What to produce
Exact reproduction is required for all entries.
■ ■ ■ ■
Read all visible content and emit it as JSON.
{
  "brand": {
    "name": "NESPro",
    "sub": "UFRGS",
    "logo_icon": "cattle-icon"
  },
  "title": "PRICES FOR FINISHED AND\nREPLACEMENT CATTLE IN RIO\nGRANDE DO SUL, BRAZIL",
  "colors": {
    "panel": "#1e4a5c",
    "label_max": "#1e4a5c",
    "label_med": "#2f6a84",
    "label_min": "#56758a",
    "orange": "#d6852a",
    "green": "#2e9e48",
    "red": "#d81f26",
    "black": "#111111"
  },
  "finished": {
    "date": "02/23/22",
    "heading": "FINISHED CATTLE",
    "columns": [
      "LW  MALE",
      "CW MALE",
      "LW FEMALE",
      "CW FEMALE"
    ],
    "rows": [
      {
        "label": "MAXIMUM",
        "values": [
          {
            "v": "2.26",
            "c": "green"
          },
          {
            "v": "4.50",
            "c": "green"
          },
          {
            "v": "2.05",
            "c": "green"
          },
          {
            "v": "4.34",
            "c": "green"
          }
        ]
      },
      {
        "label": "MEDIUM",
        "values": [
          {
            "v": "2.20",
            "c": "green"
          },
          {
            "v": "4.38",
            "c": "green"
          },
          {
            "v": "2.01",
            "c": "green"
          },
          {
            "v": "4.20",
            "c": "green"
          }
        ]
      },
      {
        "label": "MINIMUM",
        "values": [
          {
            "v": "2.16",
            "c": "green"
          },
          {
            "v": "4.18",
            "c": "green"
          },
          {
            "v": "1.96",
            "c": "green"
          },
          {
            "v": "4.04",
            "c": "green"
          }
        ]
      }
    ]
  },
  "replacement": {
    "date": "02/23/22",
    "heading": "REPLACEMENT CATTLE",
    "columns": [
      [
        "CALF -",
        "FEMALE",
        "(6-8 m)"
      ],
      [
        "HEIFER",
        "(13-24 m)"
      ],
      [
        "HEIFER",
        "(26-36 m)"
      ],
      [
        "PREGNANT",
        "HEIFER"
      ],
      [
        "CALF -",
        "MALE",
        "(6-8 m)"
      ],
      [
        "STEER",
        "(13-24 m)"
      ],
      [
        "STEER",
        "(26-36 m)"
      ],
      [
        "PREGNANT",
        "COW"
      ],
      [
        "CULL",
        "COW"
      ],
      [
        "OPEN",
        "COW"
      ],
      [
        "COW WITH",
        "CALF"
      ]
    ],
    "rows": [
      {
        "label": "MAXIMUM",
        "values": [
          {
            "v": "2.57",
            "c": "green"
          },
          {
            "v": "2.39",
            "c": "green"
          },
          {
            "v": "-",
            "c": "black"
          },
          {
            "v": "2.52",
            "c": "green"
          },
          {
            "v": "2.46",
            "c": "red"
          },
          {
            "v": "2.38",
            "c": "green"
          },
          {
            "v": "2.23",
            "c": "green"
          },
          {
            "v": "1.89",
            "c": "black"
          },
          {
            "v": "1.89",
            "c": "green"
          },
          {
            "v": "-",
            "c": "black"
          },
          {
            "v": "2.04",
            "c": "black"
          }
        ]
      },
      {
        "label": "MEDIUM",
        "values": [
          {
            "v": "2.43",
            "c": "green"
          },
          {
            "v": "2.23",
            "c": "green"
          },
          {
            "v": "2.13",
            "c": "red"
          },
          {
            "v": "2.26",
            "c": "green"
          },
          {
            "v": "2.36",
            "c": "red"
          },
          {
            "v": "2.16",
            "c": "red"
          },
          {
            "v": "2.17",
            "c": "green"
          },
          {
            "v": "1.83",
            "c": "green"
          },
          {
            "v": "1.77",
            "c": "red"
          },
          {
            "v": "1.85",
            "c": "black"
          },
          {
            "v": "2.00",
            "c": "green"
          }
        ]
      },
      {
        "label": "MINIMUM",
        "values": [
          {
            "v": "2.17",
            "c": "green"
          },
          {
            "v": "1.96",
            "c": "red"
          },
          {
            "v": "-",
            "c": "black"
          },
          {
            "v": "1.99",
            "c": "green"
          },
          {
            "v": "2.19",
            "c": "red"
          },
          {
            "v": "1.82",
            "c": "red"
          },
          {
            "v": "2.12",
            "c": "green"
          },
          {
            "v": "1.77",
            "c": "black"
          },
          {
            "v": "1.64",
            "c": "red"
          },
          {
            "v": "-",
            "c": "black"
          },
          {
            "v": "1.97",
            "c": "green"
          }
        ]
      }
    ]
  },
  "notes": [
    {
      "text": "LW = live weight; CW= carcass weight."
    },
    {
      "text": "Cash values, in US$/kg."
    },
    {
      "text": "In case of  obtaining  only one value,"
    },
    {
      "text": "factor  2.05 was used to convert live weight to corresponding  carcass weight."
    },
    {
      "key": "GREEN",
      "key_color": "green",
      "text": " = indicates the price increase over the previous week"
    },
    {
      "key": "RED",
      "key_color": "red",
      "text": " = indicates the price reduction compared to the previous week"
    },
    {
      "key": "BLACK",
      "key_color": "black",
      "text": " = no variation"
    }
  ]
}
■ ■ ■ ■
Response to this task
Read all visible content and emit it as JSON.
{
  "brand": {
    "name": "NESPro",
    "sub": "UFRGS",
    "logo_icon": "cattle-icon"
  },
  "title": "PRICES FOR FINISHED AND\nREPLACEMENT CATTLE IN RIO\nGRANDE DO SUL, BRAZIL",
  "colors": {
    "panel": "#1e4a5c",
    "label_max": "#1e4a5c",
    "label_med": "#2f6a84",
    "label_min": "#56758a",
    "orange": "#d6852a",
    "green": "#2e9e48",
    "red": "#d81f26",
    "black": "#111111"
  },
  "finished": {
    "date": "02/23/22",
    "heading": "FINISHED CATTLE",
    "columns": [
      "LW  MALE",
      "CW MALE",
      "LW FEMALE",
      "CW FEMALE"
    ],
    "rows": [
      {
        "label": "MAXIMUM",
        "values": [
          {
            "v": "2.26",
            "c": "green"
          },
          {
            "v": "4.50",
            "c": "green"
          },
          {
            "v": "2.05",
            "c": "green"
          },
          {
            "v": "4.34",
            "c": "green"
          }
        ]
      },
      {
        "label": "MEDIUM",
        "values": [
          {
            "v": "2.20",
            "c": "green"
          },
          {
            "v": "4.38",
            "c": "green"
          },
          {
            "v": "2.01",
            "c": "green"
          },
          {
            "v": "4.20",
            "c": "green"
          }
        ]
      },
      {
        "label": "MINIMUM",
        "values": [
          {
            "v": "2.16",
            "c": "green"
          },
          {
            "v": "4.18",
            "c": "green"
          },
          {
            "v": "1.96",
            "c": "green"
          },
          {
            "v": "4.04",
            "c": "green"
          }
        ]
      }
    ]
  },
  "replacement": {
    "date": "02/23/22",
    "heading": "REPLACEMENT CATTLE",
    "columns": [
      [
        "CALF -",
        "FEMALE",
        "(6-8 m)"
      ],
      [
        "HEIFER",
        "(13-24 m)"
      ],
      [
        "HEIFER",
        "(26-36 m)"
      ],
      [
        "PREGNANT",
        "HEIFER"
      ],
      [
        "CALF -",
        "MALE",
        "(6-8 m)"
      ],
      [
        "STEER",
        "(13-24 m)"
      ],
      [
        "STEER",
        "(26-36 m)"
      ],
      [
        "PREGNANT",
        "COW"
      ],
      [
        "CULL",
        "COW"
      ],
      [
        "OPEN",
        "COW"
      ],
      [
        "COW WITH",
        "CALF"
      ]
    ],
    "rows": [
      {
        "label": "MAXIMUM",
        "values": [
          {
            "v": "2.57",
            "c": "green"
          },
          {
            "v": "2.39",
            "c": "green"
          },
          {
            "v": "-",
            "c": "black"
          },
          {
            "v": "2.52",
            "c": "green"
          },
          {
            "v": "2.46",
            "c": "red"
          },
          {
            "v": "2.38",
            "c": "green"
          },
          {
            "v": "2.23",
            "c": "green"
          },
          {
            "v": "1.89",
            "c": "black"
          },
          {
            "v": "1.89",
            "c": "green"
          },
          {
            "v": "-",
            "c": "black"
          },
          {
            "v": "2.04",
            "c": "black"
          }
        ]
      },
      {
        "label": "MEDIUM",
        "values": [
          {
            "v": "2.43",
            "c": "green"
          },
          {
            "v": "2.23",
            "c": "green"
          },
          {
            "v": "2.13",
            "c": "red"
          },
          {
            "v": "2.26",
            "c": "green"
          },
          {
            "v": "2.36",
            "c": "red"
          },
          {
            "v": "2.16",
            "c": "red"
          },
          {
            "v": "2.17",
            "c": "green"
          },
          {
            "v": "1.83",
            "c": "green"
          },
          {
            "v": "1.77",
            "c": "red"
          },
          {
            "v": "1.85",
            "c": "black"
          },
          {
            "v": "2.00",
            "c": "green"
          }
        ]
      },
      {
        "label": "MINIMUM",
        "values": [
          {
            "v": "2.17",
            "c": "green"
          },
          {
            "v": "1.96",
            "c": "red"
          },
          {
            "v": "-",
            "c": "black"
          },
          {
            "v": "1.99",
            "c": "green"
          },
          {
            "v": "2.19",
            "c": "red"
          },
          {
            "v": "1.82",
            "c": "red"
          },
          {
            "v": "2.12",
            "c": "green"
          },
          {
            "v": "1.77",
            "c": "black"
          },
          {
            "v": "1.64",
            "c": "red"
          },
          {
            "v": "-",
            "c": "black"
          },
          {
            "v": "1.97",
            "c": "green"
          }
        ]
      }
    ]
  },
  "notes": [
    {
      "text": "LW = live weight; CW= carcass weight."
    },
    {
      "text": "Cash values, in US$/kg."
    },
    {
      "text": "In case of  obtaining  only one value,"
    },
    {
      "text": "factor  2.05 was used to convert live weight to corresponding  carcass weight."
    },
    {
      "key": "GREEN",
      "key_color": "green",
      "text": " = indicates the price increase over the previous week"
    },
    {
      "key": "RED",
      "key_color": "red",
      "text": " = indicates the price reduction compared to the previous week"
    },
    {
      "key": "BLACK",
      "key_color": "black",
      "text": " = no variation"
    }
  ]
}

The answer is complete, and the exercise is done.